Saved entries
══════════

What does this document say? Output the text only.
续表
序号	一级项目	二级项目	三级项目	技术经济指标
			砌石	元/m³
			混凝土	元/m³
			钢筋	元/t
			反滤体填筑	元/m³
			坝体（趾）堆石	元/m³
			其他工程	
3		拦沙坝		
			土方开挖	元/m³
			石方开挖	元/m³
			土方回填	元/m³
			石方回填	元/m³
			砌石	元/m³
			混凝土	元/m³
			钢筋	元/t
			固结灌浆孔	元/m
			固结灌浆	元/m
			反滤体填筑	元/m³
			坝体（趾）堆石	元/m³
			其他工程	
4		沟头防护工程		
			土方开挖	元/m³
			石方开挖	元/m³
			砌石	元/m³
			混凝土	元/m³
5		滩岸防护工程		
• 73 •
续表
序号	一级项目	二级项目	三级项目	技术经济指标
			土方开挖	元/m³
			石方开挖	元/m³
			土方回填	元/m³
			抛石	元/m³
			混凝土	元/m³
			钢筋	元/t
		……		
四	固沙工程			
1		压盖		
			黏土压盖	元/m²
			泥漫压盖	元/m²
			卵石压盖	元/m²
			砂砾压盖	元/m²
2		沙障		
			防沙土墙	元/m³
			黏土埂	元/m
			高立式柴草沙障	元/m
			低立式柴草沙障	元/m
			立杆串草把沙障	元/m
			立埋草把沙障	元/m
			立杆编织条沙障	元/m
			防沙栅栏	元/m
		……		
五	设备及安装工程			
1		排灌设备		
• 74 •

══════════

- _TASK TO COMPLETE_:
Every record above should be copied exactly.

- _SOLUTION FOR THIS TASK_:
What does this document say? Output the text only.
续表
序号	一级项目	二级项目	三级项目	技术经济指标
			砌石	元/m³
			混凝土	元/m³
			钢筋	元/t
			反滤体填筑	元/m³
			坝体（趾）堆石	元/m³
			其他工程	
3		拦沙坝		
			土方开挖	元/m³
			石方开挖	元/m³
			土方回填	元/m³
			石方回填	元/m³
			砌石	元/m³
			混凝土	元/m³
			钢筋	元/t
			固结灌浆孔	元/m
			固结灌浆	元/m
			反滤体填筑	元/m³
			坝体（趾）堆石	元/m³
			其他工程	
4		沟头防护工程		
			土方开挖	元/m³
			石方开挖	元/m³
			砌石	元/m³
			混凝土	元/m³
5		滩岸防护工程		
• 73 •
续表
序号	一级项目	二级项目	三级项目	技术经济指标
			土方开挖	元/m³
			石方开挖	元/m³
			土方回填	元/m³
			抛石	元/m³
			混凝土	元/m³
			钢筋	元/t
		……		
四	固沙工程			
1		压盖		
			黏土压盖	元/m²
			泥漫压盖	元/m²
			卵石压盖	元/m²
			砂砾压盖	元/m²
2		沙障		
			防沙土墙	元/m³
			黏土埂	元/m
			高立式柴草沙障	元/m
			低立式柴草沙障	元/m
			立杆串草把沙障	元/m
			立埋草把沙障	元/m
			立杆编织条沙障	元/m
			防沙栅栏	元/m
		……		
五	设备及安装工程			
1		排灌设备		
• 74 •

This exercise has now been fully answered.